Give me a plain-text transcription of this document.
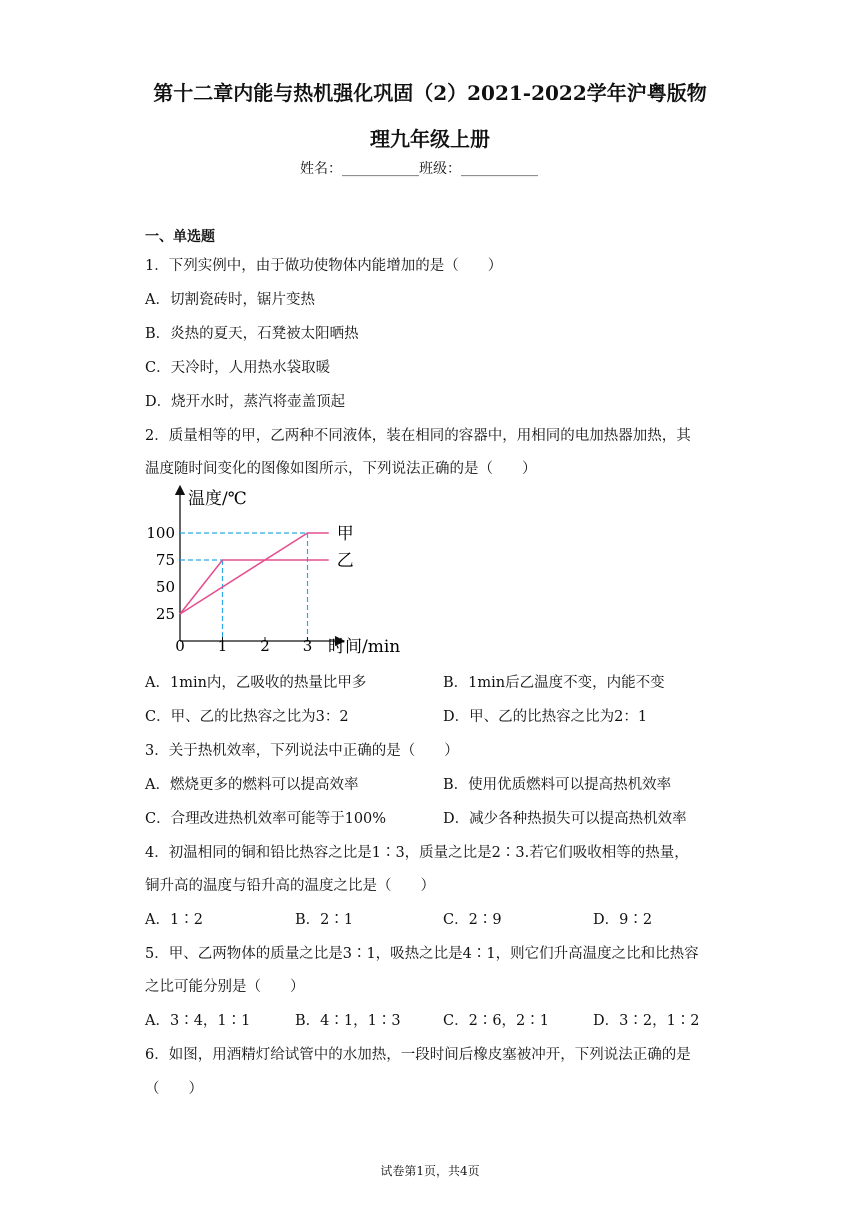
第十二章内能与热机强化巩固（2）2021-2022学年沪粤版物
理九年级上册
姓名：___________班级：___________
一、单选题
1．下列实例中，由于做功使物体内能增加的是（　　）
A．切割瓷砖时，锯片变热
B．炎热的夏天，石凳被太阳晒热
C．天冷时，人用热水袋取暖
D．烧开水时，蒸汽将壶盖顶起
2．质量相等的甲，乙两种不同液体，装在相同的容器中，用相同的电加热器加热，其
温度随时间变化的图像如图所示，下列说法正确的是（　　）
甲
乙
25
50
75
100
1 2 3
温度/℃
时间/min
0
A．1min内，乙吸收的热量比甲多	B．1min后乙温度不变，内能不变
C．甲、乙的比热容之比为3：2	D．甲、乙的比热容之比为2：1
3．关于热机效率，下列说法中正确的是（　　）
A．燃烧更多的燃料可以提高效率	B．使用优质燃料可以提高热机效率
C．合理改进热机效率可能等于100%	D．减少各种热损失可以提高热机效率
4．初温相同的铜和铅比热容之比是1∶3，质量之比是2∶3.若它们吸收相等的热量，
铜升高的温度与铅升高的温度之比是（　　）
A．1∶2	B．2∶1	C．2∶9	D．9∶2
5．甲、乙两物体的质量之比是3∶1，吸热之比是4∶1，则它们升高温度之比和比热容
之比可能分别是（　　）
A．3∶4，1∶1	B．4∶1，1∶3	C．2∶6，2∶1	D．3∶2，1∶2
6．如图，用酒精灯给试管中的水加热，一段时间后橡皮塞被冲开，下列说法正确的是
（　　）
试卷第1页，共4页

* * *

Print all of the entries word for word. Skip any images they contain.

Give me a plain-text transcription of this document.
第十二章内能与热机强化巩固（2）2021-2022学年沪粤版物
理九年级上册
姓名：___________班级：___________
一、单选题
1．下列实例中，由于做功使物体内能增加的是（　　）
A．切割瓷砖时，锯片变热
B．炎热的夏天，石凳被太阳晒热
C．天冷时，人用热水袋取暖
D．烧开水时，蒸汽将壶盖顶起
2．质量相等的甲，乙两种不同液体，装在相同的容器中，用相同的电加热器加热，其
温度随时间变化的图像如图所示，下列说法正确的是（　　）
甲
乙
25
50
75
100
1 2 3
温度/℃
时间/min
0
A．1min内，乙吸收的热量比甲多	B．1min后乙温度不变，内能不变
C．甲、乙的比热容之比为3：2	D．甲、乙的比热容之比为2：1
3．关于热机效率，下列说法中正确的是（　　）
A．燃烧更多的燃料可以提高效率	B．使用优质燃料可以提高热机效率
C．合理改进热机效率可能等于100%	D．减少各种热损失可以提高热机效率
4．初温相同的铜和铅比热容之比是1∶3，质量之比是2∶3.若它们吸收相等的热量，
铜升高的温度与铅升高的温度之比是（　　）
A．1∶2	B．2∶1	C．2∶9	D．9∶2
5．甲、乙两物体的质量之比是3∶1，吸热之比是4∶1，则它们升高温度之比和比热容
之比可能分别是（　　）
A．3∶4，1∶1	B．4∶1，1∶3	C．2∶6，2∶1	D．3∶2，1∶2
6．如图，用酒精灯给试管中的水加热，一段时间后橡皮塞被冲开，下列说法正确的是
（　　）
试卷第1页，共4页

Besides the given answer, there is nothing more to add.